• [Quoted passage]
■ ■ ■ ■ ■

St Albans MP Anne Main has spoken out in favour of a free media after a press-regulation campaigner was accused of racism.

Apart from being a former motorsports president, Max Mosley has campaigned for stricter privacy laws after News of the World wrongfully published details of an alleged Nazi sado-masochistic orgy with five prostitutes. He sued the paper and won.

He has funded a state-regulator called Impress, which claims to be more compliant with the terms of the Leveson Inquiry than the Independent Press Standards Organisation.

The Daily Mail today published an article claiming to have evidence of Mr Mosley being racist from archives in Manchester.

A campaign leaflet from the 60s, backing his father, allegedly says that “coloured immigration” spreads “tuberculosis, VD and other terrible diseases like leprosy”.

Anne Main asked Prime Minister Theresa May: “A free, independent press is vital to our country. Does my right hon. Friend share my concerns about the links that Max Mosley has with Impress, and his links with some of our leading politicians?”

She answered: “[A] free press is very important: it underpins our democracy.

“Whatever those in the press say about us and whatever they write about us, it is important that they are able to hold politicians and the powerful to account and shine a light in some of the darkest corners of our society, and while I am Prime Minister, that will never change.”

In the last parliament, Mrs Main opposed attempts to muzzle the free press by tabling an early day motion in parliament stating that state-regulation would create “a chilling effect on journalism and would stifle investigative journalism”.

During her campaign last year, she said: “For over 300 years a free press has been uncovering injustices in the public interest.

“Having a non-state regulated press is one of the hallmarks of being British, and demonstrates the value that we attach to free speech.

“We have some of the best journalists and publications in the world who rely on their freedoms to do their work. By having state regulation, you are potentially leaving the door open to free speech being curtailed by the whim of the political weather.”

■ ■ ■ ■ ■

• [Supplied material]
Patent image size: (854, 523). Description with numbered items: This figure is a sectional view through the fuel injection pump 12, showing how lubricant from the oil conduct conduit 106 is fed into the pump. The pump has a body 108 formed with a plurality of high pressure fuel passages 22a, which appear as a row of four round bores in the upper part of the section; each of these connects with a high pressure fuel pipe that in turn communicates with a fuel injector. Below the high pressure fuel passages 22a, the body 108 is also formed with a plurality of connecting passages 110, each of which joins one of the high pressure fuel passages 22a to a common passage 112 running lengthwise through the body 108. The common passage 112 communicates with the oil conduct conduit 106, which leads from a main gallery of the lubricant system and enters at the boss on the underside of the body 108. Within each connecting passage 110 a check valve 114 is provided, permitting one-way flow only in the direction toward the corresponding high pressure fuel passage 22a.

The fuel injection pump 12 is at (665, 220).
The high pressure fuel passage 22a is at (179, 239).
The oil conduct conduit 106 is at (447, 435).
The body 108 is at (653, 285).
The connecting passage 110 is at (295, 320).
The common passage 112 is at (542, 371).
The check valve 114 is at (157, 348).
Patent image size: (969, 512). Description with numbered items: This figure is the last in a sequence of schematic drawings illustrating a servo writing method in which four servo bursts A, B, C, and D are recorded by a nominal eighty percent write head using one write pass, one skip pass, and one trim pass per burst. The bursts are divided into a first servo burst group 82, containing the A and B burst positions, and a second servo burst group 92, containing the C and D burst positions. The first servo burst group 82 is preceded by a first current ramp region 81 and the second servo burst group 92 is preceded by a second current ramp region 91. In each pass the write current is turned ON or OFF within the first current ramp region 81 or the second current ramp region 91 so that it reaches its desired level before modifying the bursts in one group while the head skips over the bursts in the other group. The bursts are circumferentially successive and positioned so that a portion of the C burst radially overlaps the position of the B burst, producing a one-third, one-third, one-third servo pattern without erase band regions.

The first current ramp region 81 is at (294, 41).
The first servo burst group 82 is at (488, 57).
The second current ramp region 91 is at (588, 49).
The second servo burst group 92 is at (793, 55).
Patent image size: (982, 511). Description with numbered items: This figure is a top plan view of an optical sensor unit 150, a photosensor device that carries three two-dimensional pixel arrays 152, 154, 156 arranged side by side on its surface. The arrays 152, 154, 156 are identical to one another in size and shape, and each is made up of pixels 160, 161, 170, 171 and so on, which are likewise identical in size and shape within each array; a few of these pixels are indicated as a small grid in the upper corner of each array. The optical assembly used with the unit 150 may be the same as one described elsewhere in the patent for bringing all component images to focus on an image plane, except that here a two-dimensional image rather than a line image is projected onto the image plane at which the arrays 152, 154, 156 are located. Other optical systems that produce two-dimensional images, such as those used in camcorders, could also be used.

■ ■ ■ ■ ■

• [Instructions]
1. According to the article, what did Max Mosley fund?
2. Name every disease mentioned in the 1960s campaign leaflet quoted in the article.
3. Reproduce the article word for word from "In the last" to "to free speech.".
The listing has no connection to the article.

• [Problem solutions]
1. He funded a state-regulator called Impress.

2. Tuberculosis, VD, leprosy

3.
In the last parliament, Mrs Main opposed attempts to muzzle the free press by tabling an early day motion in parliament stating that state-regulation would create “a chilling effect on journalism and would stifle investigative journalism”.

During her campaign last year, she said: “For over 300 years a free press has been uncovering injustices in the public interest.

“Having a non-state regulated press is one of the hallmarks of being British, and demonstrates the value that we attach to free speech.